* [Written instruction] Quote all lines below exactly. Images stay out.

+++ Data records +++

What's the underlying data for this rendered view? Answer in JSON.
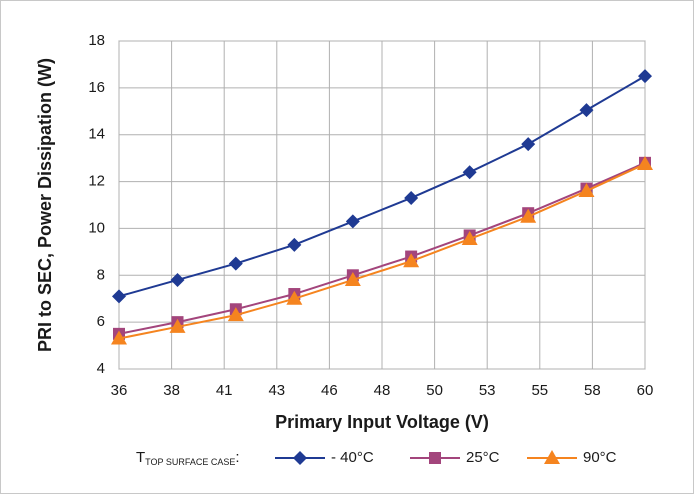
{
  "chart_data": {
    "type": "line",
    "xlabel": "Primary Input Voltage (V)",
    "ylabel": "PRI to SEC, Power Dissipation (W)",
    "legend_title": {
      "main": "T",
      "subscript": "TOP SURFACE CASE",
      "suffix": ":"
    },
    "x": [
      36,
      38.67,
      41.33,
      44,
      46.67,
      49.33,
      52,
      54.67,
      57.33,
      60
    ],
    "series": [
      {
        "name": "- 40°C",
        "color": "#1f3a93",
        "marker": "diamond",
        "values": [
          7.1,
          7.8,
          8.5,
          9.3,
          10.3,
          11.3,
          12.4,
          13.6,
          15.05,
          16.5
        ]
      },
      {
        "name": "25°C",
        "color": "#a3457c",
        "marker": "square",
        "values": [
          5.5,
          6.0,
          6.55,
          7.2,
          8.0,
          8.8,
          9.7,
          10.65,
          11.7,
          12.8
        ]
      },
      {
        "name": "90°C",
        "color": "#f5841f",
        "marker": "triangle",
        "values": [
          5.3,
          5.8,
          6.3,
          7.0,
          7.8,
          8.6,
          9.55,
          10.5,
          11.6,
          12.75
        ]
      }
    ],
    "xlim": [
      36,
      60
    ],
    "xticks": [
      36,
      {
        "value": 38.4,
        "label": "38"
      },
      {
        "value": 40.8,
        "label": "41"
      },
      {
        "value": 43.2,
        "label": "43"
      },
      {
        "value": 45.6,
        "label": "46"
      },
      48,
      {
        "value": 50.4,
        "label": "50"
      },
      {
        "value": 52.8,
        "label": "53"
      },
      {
        "value": 55.2,
        "label": "55"
      },
      {
        "value": 57.6,
        "label": "58"
      },
      60
    ],
    "ylim": [
      4,
      18
    ],
    "yticks": [
      4,
      6,
      8,
      10,
      12,
      14,
      16,
      18
    ],
    "grid": true
  }
}
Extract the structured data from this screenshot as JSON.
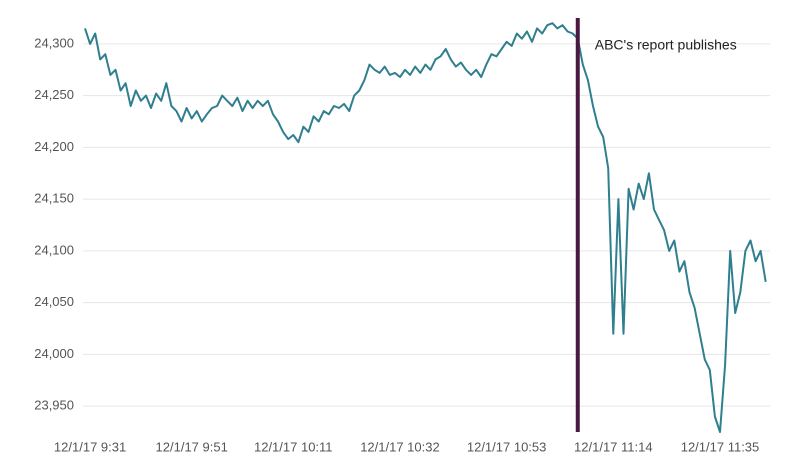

+++

* [Solution to the problem]
What's the underlying data for this rendered view? Answer in JSON.
{
  "chart_data": {
    "type": "line",
    "xlabel": "Primary Input Voltage (V)",
    "ylabel": "PRI to SEC, Power Dissipation (W)",
    "legend_title": {
      "main": "T",
      "subscript": "TOP SURFACE CASE",
      "suffix": ":"
    },
    "x": [
      36,
      38.67,
      41.33,
      44,
      46.67,
      49.33,
      52,
      54.67,
      57.33,
      60
    ],
    "series": [
      {
        "name": "- 40°C",
        "color": "#1f3a93",
        "marker": "diamond",
        "values": [
          7.1,
          7.8,
          8.5,
          9.3,
          10.3,
          11.3,
          12.4,
          13.6,
          15.05,
          16.5
        ]
      },
      {
        "name": "25°C",
        "color": "#a3457c",
        "marker": "square",
        "values": [
          5.5,
          6.0,
          6.55,
          7.2,
          8.0,
          8.8,
          9.7,
          10.65,
          11.7,
          12.8
        ]
      },
      {
        "name": "90°C",
        "color": "#f5841f",
        "marker": "triangle",
        "values": [
          5.3,
          5.8,
          6.3,
          7.0,
          7.8,
          8.6,
          9.55,
          10.5,
          11.6,
          12.75
        ]
      }
    ],
    "xlim": [
      36,
      60
    ],
    "xticks": [
      36,
      {
        "value": 38.4,
        "label": "38"
      },
      {
        "value": 40.8,
        "label": "41"
      },
      {
        "value": 43.2,
        "label": "43"
      },
      {
        "value": 45.6,
        "label": "46"
      },
      48,
      {
        "value": 50.4,
        "label": "50"
      },
      {
        "value": 52.8,
        "label": "53"
      },
      {
        "value": 55.2,
        "label": "55"
      },
      {
        "value": 57.6,
        "label": "58"
      },
      60
    ],
    "ylim": [
      4,
      18
    ],
    "yticks": [
      4,
      6,
      8,
      10,
      12,
      14,
      16,
      18
    ],
    "grid": true
  }
}
Extract the structured data from this screenshot as JSON.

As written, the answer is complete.